■ Exercise prompt: Please transcribe the data below exactly. Leave the pictures out.

--- START Input data ---

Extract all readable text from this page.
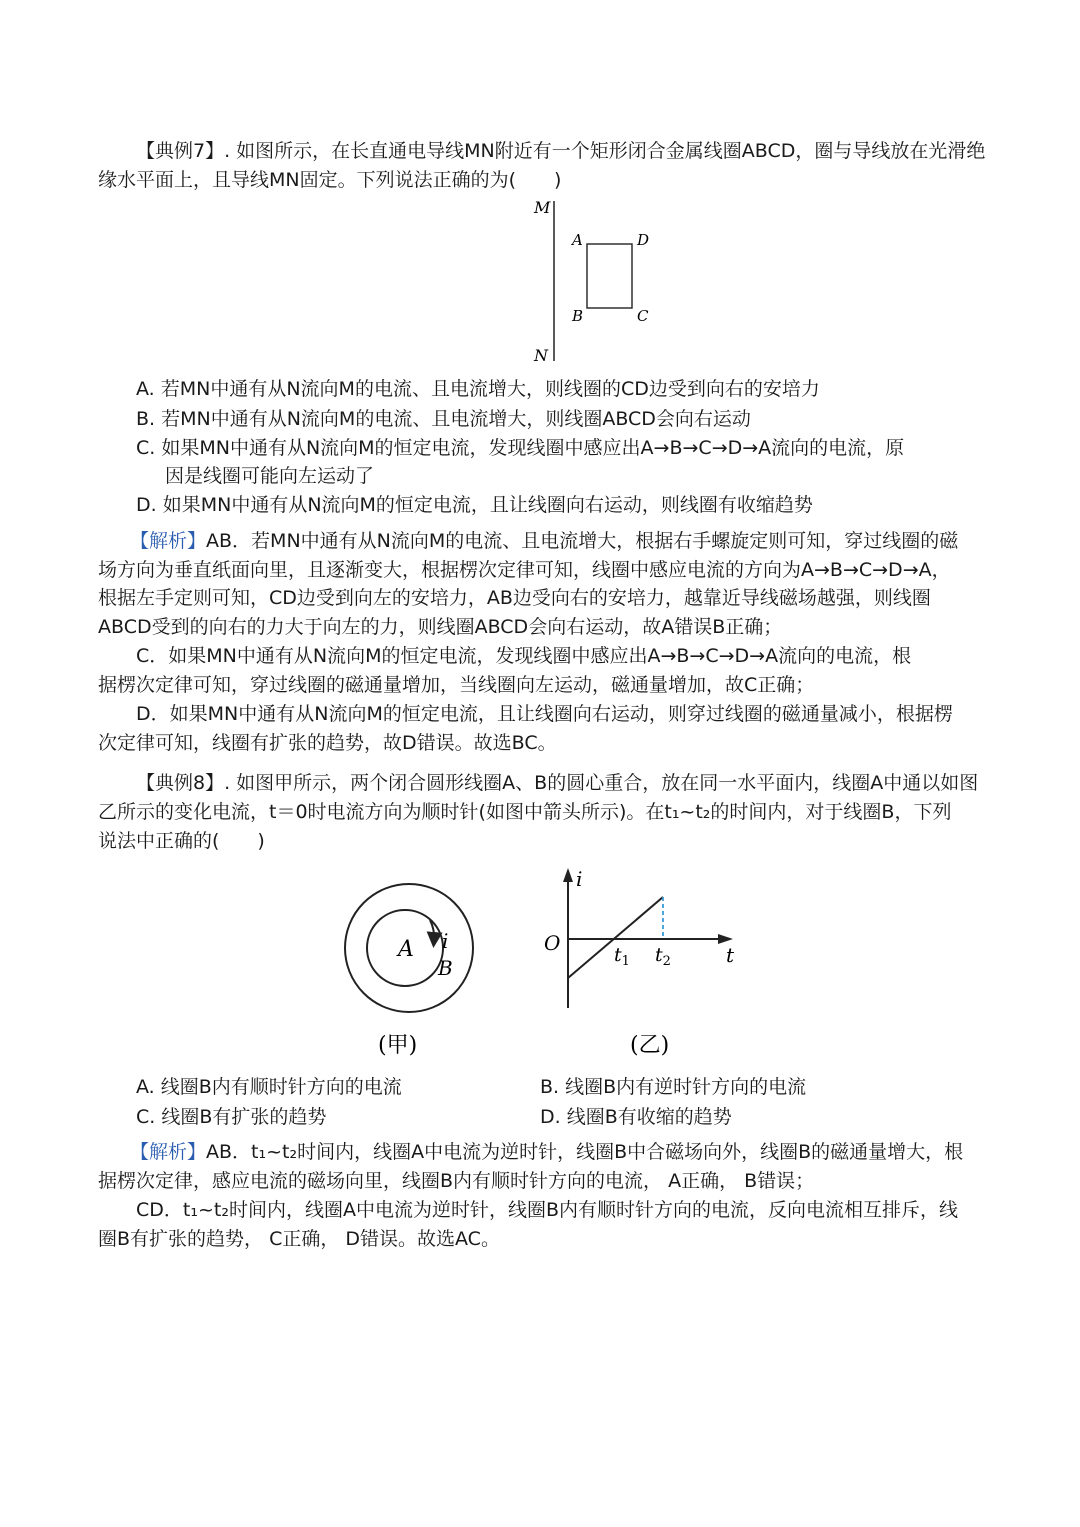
【典例7】. 如图所示，在长直通电导线MN附近有一个矩形闭合金属线圈ABCD，圈与导线放在光滑绝
缘水平面上，且导线MN固定。下列说法正确的为(　　)
M
N
A	D
B	C
A. 若MN中通有从N流向M的电流、且电流增大，则线圈的CD边受到向右的安培力
B. 若MN中通有从N流向M的电流、且电流增大，则线圈ABCD会向右运动
C. 如果MN中通有从N流向M的恒定电流，发现线圈中感应出A→B→C→D→A流向的电流，原
因是线圈可能向左运动了
D. 如果MN中通有从N流向M的恒定电流，且让线圈向右运动，则线圈有收缩趋势
【解析】AB．若MN中通有从N流向M的电流、且电流增大，根据右手螺旋定则可知，穿过线圈的磁
场方向为垂直纸面向里，且逐渐变大，根据楞次定律可知，线圈中感应电流的方向为A→B→C→D→A，
根据左手定则可知，CD边受到向左的安培力，AB边受向右的安培力，越靠近导线磁场越强，则线圈
ABCD受到的向右的力大于向左的力，则线圈ABCD会向右运动，故A错误B正确；
C．如果MN中通有从N流向M的恒定电流，发现线圈中感应出A→B→C→D→A流向的电流，根
据楞次定律可知，穿过线圈的磁通量增加，当线圈向左运动，磁通量增加，故C正确；
D．如果MN中通有从N流向M的恒定电流，且让线圈向右运动，则穿过线圈的磁通量减小，根据楞
次定律可知，线圈有扩张的趋势，故D错误。故选BC。
【典例8】. 如图甲所示，两个闭合圆形线圈A、B的圆心重合，放在同一水平面内，线圈A中通以如图
乙所示的变化电流，t＝0时电流方向为顺时针(如图中箭头所示)。在t₁~t₂的时间内，对于线圈B，下列
说法中正确的(　　)
A i
B
(甲)
i
t
O	$t_1$ $t_2$
(乙)
A. 线圈B内有顺时针方向的电流	B. 线圈B内有逆时针方向的电流
C. 线圈B有扩张的趋势	D. 线圈B有收缩的趋势
【解析】AB．t₁~t₂时间内，线圈A中电流为逆时针，线圈B中合磁场向外，线圈B的磁通量增大，根
据楞次定律，感应电流的磁场向里，线圈B内有顺时针方向的电流， A正确， B错误；
CD．t₁~t₂时间内，线圈A中电流为逆时针，线圈B内有顺时针方向的电流，反向电流相互排斥，线
圈B有扩张的趋势， C正确， D错误。故选AC。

--- END Input data ---

■ The solution:
Extract all readable text from this page.
【典例7】. 如图所示，在长直通电导线MN附近有一个矩形闭合金属线圈ABCD，圈与导线放在光滑绝
缘水平面上，且导线MN固定。下列说法正确的为(　　)
M
N
A	D
B	C
A. 若MN中通有从N流向M的电流、且电流增大，则线圈的CD边受到向右的安培力
B. 若MN中通有从N流向M的电流、且电流增大，则线圈ABCD会向右运动
C. 如果MN中通有从N流向M的恒定电流，发现线圈中感应出A→B→C→D→A流向的电流，原
因是线圈可能向左运动了
D. 如果MN中通有从N流向M的恒定电流，且让线圈向右运动，则线圈有收缩趋势
【解析】AB．若MN中通有从N流向M的电流、且电流增大，根据右手螺旋定则可知，穿过线圈的磁
场方向为垂直纸面向里，且逐渐变大，根据楞次定律可知，线圈中感应电流的方向为A→B→C→D→A，
根据左手定则可知，CD边受到向左的安培力，AB边受向右的安培力，越靠近导线磁场越强，则线圈
ABCD受到的向右的力大于向左的力，则线圈ABCD会向右运动，故A错误B正确；
C．如果MN中通有从N流向M的恒定电流，发现线圈中感应出A→B→C→D→A流向的电流，根
据楞次定律可知，穿过线圈的磁通量增加，当线圈向左运动，磁通量增加，故C正确；
D．如果MN中通有从N流向M的恒定电流，且让线圈向右运动，则穿过线圈的磁通量减小，根据楞
次定律可知，线圈有扩张的趋势，故D错误。故选BC。
【典例8】. 如图甲所示，两个闭合圆形线圈A、B的圆心重合，放在同一水平面内，线圈A中通以如图
乙所示的变化电流，t＝0时电流方向为顺时针(如图中箭头所示)。在t₁~t₂的时间内，对于线圈B，下列
说法中正确的(　　)
A i
B
(甲)
i
t
O	$t_1$ $t_2$
(乙)
A. 线圈B内有顺时针方向的电流	B. 线圈B内有逆时针方向的电流
C. 线圈B有扩张的趋势	D. 线圈B有收缩的趋势
【解析】AB．t₁~t₂时间内，线圈A中电流为逆时针，线圈B中合磁场向外，线圈B的磁通量增大，根
据楞次定律，感应电流的磁场向里，线圈B内有顺时针方向的电流， A正确， B错误；
CD．t₁~t₂时间内，线圈A中电流为逆时针，线圈B内有顺时针方向的电流，反向电流相互排斥，线
圈B有扩张的趋势， C正确， D错误。故选AC。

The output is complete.